> [TASK BRIEF] Pick up the xarray release instructions below at the point where they stop, and continue them.

> [SUPPLIED TEXT]
Time required: about an hour.
These instructions assume that upstream
refers to the main repository:
$ git remote -v
{...}
upstream https://github.com/pydata/xarray (fetch)
upstream https://github.com/pydata/xarray (push)
-
Ensure your main branch is synced to upstream:
git switch main git pull upstream main
-
Add a list of contributors. First fetch all previous release tags so we can see the version number of the last release was:
git fetch upstream --tags
This will return a list of all the contributors since the last release:
git log "$(git tag --sort=v:refname | tail -1).." --format=%aN | sort -u | perl -pe 's/\n/$1, /'
This will return the total number of contributors:
git log "$(git tag --sort=v:refname | tail -1).." --format=%aN | sort -u | wc -l
-
Write a release summary: ~50 words describing the high level features. This will be used in the release emails, tweets, GitHub release notes, etc.
-
Look over whats-new.rst and the docs. Make sure "What's New" is complete (check the date!) and add the release summary at the top. Things to watch out for:
- Important new features should be highlighted towards the top.
- Function/method references should include links to the API docs.
- Sometimes notes get added in the wrong section of whats-new, typically
due to a bad merge. Check for these before a release by using git diff,
e.g.,
git diff v{YYYY.MM.X-1} whats-new.rst
where {YYYY.MM.X-1} is the previous release.

> [STORED RECORDS]
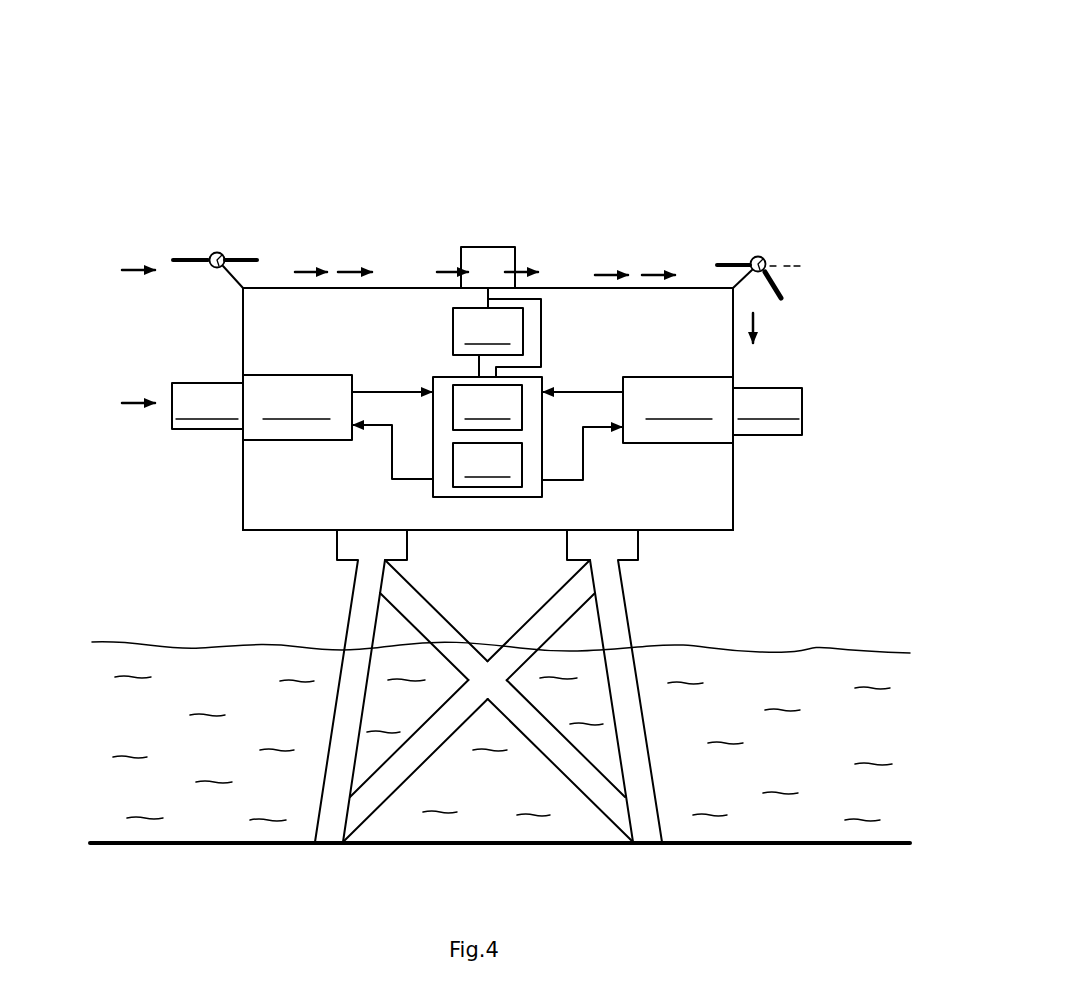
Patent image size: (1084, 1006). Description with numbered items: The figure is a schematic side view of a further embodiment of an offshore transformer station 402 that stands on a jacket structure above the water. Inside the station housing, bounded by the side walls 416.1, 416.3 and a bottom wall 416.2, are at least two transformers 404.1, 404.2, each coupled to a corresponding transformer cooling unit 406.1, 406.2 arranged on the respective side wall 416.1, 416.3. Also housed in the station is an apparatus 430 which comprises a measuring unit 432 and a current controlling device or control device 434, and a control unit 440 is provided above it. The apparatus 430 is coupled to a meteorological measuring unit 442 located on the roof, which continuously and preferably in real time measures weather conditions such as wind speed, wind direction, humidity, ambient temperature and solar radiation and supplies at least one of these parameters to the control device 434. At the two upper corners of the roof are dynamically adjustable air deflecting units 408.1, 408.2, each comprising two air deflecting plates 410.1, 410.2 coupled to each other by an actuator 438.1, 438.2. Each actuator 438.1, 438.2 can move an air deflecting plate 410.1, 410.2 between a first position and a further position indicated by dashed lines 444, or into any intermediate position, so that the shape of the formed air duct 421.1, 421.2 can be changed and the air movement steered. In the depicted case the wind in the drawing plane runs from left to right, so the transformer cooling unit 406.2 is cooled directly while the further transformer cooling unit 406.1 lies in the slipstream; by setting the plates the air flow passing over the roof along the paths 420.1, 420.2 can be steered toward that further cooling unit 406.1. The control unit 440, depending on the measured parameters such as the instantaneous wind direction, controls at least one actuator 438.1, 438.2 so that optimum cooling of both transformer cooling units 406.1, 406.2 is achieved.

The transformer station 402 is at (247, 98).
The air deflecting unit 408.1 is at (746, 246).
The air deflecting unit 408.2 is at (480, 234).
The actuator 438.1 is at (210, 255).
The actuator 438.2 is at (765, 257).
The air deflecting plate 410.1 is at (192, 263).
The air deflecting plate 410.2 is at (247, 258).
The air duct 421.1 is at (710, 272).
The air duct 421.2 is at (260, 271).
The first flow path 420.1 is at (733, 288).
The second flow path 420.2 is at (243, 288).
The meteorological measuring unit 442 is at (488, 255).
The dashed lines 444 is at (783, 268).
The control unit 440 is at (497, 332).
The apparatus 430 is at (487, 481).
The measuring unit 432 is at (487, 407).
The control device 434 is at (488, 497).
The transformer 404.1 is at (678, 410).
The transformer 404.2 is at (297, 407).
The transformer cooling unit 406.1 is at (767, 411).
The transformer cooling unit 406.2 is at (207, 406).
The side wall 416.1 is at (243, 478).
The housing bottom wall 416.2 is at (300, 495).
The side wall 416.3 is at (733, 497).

* * *

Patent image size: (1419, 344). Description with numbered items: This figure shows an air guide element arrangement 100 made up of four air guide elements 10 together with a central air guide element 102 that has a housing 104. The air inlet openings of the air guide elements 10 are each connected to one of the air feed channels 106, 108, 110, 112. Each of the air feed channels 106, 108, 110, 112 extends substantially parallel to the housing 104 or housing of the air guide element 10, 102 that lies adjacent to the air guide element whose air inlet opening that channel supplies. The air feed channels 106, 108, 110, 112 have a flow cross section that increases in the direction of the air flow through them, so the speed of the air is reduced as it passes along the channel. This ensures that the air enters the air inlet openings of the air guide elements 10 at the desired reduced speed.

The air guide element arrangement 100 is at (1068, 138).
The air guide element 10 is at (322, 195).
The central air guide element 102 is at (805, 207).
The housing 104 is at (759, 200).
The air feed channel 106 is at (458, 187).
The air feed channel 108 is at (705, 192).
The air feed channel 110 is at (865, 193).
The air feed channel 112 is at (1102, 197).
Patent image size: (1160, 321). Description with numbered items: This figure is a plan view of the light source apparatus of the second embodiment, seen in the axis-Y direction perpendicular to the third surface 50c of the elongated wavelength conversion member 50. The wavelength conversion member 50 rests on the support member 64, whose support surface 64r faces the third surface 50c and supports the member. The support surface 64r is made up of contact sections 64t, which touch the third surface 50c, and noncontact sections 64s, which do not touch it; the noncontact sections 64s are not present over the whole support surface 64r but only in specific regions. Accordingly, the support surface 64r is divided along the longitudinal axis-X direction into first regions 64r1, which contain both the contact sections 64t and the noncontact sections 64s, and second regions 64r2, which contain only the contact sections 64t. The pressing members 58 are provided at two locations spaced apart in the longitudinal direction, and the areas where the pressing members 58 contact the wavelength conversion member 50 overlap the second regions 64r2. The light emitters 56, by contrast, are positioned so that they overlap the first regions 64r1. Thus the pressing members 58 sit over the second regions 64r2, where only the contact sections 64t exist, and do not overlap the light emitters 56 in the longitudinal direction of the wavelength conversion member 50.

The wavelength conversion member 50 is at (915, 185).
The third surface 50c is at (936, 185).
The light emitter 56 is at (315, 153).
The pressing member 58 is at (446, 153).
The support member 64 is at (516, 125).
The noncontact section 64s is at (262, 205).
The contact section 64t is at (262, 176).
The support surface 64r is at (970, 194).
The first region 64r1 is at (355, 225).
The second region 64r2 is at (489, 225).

> [ANSWER TO THE TASK]
-
Open a PR with the release summary and whatsnew changes; in particular the release headline should get feedback from the team on what's important to include.
-
After merging, again ensure your main branch is synced to upstream:
git pull upstream main
-
If you have any doubts, run the full test suite one final time!
pytest
-
Check that the ReadTheDocs build is passing on the
latest
build version (which is built from themain
branch). -
Issue the release on GitHub. Click on "Draft a new release" at https://github.com/pydata/xarray/releases. Type in the version number (with a "v") and paste the release summary in the notes.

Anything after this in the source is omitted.